Pick up the article on the UK assisted suicide bill and continue it from the point where it stops.

● PROVIDED TEXT
--------
UK Assisted Suicide Bill Threatens to Further Greatly Undermine Society if Passed  

Edward Pentin

By Edward Pentin

LONDON — Lawmakers in England and Wales are set to vote on Friday whether to legalise assisted suicide — significant legislation that opponents warn would lead to the deaths of untold vulnerable people, normalise suicide, and further greatly undermine society as a whole.

The proposed legislation — called the Terminally Ill Adults (End of Life) Bill — would allow terminally ill adults with six months or less to live and judged to be mentally competent to end their lives with the approval of two doctors and a High Court judge.

Introduced by Labour MP Kim Leadbeater, the Bill seeks to amend the 1961 Suicide Act that until now has outlawed assisting suicide and carried a penalty of up to 14 years in prison.

The proposed legislation has been described as a “colossal potential social change,” comparable to the 1967 Abortion Act, the abolition of capital punishment, the decriminalisation of homosexuality, and the introduction of same sex “marriage.”

Among those opposing the Bill has been Cardinal Vincent Nichols of Westminster who has warned it could lead to a “slippery slope” and will instil “great fear and trepidation” in many vulnerable individuals, especially those with disabilities. Another concern is that some terminally ill patients could also be coerced by abusive relatives or societal pressures, including critically underfunded palliative care services.

Supporters insist that the Bill includes protective measures against coercion, criminalising any form of pressure to allow assisted suicide with penalties of up to 14 years imprisonment for violations. But opponents argue such “safeguards” are inadequate to prevent abuse or expansion of the law,  and question the effectiveness of having two doctors and a judge sign off on assisted suicide requests. The safeguards, they say, detract from the reality that lawful murder is being legislated.

To gain a more detailed view on the immorality of the legislation, we asked four leading British Catholic figures: a bioethicist, a doctor, the director of the UK’s March for Life, and an author for their views.

Professor David Albert Jones, director of the Anscombe Bioethics Centre in Oxford, noted that the proposed legislation is very similar to the law in Oregon which expanded in scope since it was first introduced, allowing people “eligible for death on the basis of anorexia, arthritis or a hernia.”

This kind of law, he said, “normalizes suicide for a certain category of people, however narrowly defined.” These people believe it is “reasonable” to “want to take their own life, and society will not only tolerate this, but will actively facilitate it.”

But such a change, he added, “contradicts the imperative to prevent suicide which is an expression of human solidarity” and added that it “makes an exception to the belief that ‘every suicide is a tragedy.’”
--------
[Data records]

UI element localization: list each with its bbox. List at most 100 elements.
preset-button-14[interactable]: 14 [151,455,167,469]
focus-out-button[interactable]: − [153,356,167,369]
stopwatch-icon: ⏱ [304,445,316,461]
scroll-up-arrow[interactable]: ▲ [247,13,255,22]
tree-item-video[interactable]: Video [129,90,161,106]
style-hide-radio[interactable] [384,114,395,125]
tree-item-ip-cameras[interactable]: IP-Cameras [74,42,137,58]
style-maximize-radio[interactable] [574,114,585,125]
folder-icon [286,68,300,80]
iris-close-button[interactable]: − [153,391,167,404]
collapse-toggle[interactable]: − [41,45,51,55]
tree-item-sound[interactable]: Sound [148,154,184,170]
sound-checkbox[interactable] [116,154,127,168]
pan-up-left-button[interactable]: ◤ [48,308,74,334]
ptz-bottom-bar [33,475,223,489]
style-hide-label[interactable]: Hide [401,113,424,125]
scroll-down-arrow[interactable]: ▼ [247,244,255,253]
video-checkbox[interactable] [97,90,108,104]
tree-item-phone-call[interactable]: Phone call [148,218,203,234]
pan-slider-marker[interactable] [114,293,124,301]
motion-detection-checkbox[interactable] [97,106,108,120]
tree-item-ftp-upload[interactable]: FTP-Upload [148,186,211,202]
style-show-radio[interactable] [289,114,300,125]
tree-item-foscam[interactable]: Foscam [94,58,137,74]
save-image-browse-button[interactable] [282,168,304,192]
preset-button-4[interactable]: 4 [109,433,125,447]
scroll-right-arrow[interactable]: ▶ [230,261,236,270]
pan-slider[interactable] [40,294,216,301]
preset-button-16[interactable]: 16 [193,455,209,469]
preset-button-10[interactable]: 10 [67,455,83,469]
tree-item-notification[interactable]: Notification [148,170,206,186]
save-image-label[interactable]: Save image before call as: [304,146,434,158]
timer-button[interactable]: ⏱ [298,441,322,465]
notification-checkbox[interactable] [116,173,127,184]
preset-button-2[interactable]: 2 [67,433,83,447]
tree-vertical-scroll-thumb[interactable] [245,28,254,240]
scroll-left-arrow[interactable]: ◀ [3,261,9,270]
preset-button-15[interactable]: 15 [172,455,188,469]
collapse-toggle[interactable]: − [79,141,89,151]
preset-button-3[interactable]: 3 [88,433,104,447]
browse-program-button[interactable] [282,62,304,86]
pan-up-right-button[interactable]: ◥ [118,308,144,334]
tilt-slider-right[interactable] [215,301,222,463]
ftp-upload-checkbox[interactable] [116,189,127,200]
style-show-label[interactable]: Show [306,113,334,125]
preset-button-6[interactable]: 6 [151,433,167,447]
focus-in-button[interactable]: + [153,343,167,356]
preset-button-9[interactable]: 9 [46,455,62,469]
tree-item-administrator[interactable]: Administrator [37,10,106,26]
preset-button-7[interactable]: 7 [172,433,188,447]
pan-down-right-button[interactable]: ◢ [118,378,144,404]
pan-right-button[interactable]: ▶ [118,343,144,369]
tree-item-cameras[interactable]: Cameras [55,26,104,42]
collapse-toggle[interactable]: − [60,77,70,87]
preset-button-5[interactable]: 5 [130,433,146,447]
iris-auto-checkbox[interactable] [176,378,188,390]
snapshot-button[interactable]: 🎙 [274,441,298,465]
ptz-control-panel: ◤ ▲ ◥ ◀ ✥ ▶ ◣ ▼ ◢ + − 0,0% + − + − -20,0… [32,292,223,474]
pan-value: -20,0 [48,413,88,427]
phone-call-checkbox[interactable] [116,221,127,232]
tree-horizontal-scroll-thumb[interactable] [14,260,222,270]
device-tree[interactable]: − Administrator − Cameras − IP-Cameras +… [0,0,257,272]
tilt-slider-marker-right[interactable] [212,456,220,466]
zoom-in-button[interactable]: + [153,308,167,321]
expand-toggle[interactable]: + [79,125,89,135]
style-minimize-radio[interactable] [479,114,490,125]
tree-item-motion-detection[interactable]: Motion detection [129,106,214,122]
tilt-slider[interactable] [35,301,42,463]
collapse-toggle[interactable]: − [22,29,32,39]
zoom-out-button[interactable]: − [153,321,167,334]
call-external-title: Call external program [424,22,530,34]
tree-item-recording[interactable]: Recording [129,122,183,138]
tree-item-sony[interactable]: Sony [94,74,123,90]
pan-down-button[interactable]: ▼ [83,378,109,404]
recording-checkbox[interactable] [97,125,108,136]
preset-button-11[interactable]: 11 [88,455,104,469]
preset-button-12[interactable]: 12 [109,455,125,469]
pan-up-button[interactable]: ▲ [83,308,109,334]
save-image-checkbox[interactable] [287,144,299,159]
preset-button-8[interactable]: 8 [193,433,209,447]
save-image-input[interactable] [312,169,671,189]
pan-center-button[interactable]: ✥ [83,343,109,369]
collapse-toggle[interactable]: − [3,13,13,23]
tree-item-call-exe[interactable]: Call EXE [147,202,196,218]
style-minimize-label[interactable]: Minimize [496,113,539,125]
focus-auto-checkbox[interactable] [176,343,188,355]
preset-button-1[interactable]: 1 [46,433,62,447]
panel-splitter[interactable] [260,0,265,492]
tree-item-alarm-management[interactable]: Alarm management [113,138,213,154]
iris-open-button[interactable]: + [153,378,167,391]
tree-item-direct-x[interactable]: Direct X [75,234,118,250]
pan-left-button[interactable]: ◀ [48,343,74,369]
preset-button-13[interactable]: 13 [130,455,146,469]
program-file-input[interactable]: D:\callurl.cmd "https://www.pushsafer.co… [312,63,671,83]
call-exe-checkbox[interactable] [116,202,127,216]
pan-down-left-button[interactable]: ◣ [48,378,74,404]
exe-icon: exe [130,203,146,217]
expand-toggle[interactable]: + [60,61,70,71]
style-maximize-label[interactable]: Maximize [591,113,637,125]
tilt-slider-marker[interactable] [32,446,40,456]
--------
● RESPONSE AREA
No Safeguards

Dr. Cajetan Skowronski, a medical doctor specializing in geriatric medicine at a hospital in Sussex, agreed with Jones that the law would likely be expanded, just as in Oregon, Canada, Belgium and Holland. The six month prognosis, he stressed, “is no safeguard.”

“Doctors are lousy at predicting life expectancy,” he said. “The right to die inevitably becomes a duty to die. Our elderly, frail patients frequently feel they are a burden, to their family, to the NHS, and to society overall. In Oregon, [almost] half of those seeking assisted suicide do so because they feel they are a burden to others.”

Skowronski believes that no one can say how the bill’s “safeguards” against coercion and pressure will actually work. He also pointed out that care costs in the last year of life often exceed £100,000. “If a family member who stands to lose a lot of their perceived inheritance to care bills chooses to launch a subtle campaign of encouraging assisted suicide, always under the veneer of care and compassion, how are we doctors supposed to detect it?”

The dangers are further compounded, he said, by “broken” health and social care systems. Palliative care is only available to 75% of patients leading to 100,000 deaths without access to this support per year, he noted. “Is this mess of failures, in which patients are the victims, not considered a very real form of ‘pressure’? Or are we so content with our failures that we now think the right solution is to end our problems by ending our patients?”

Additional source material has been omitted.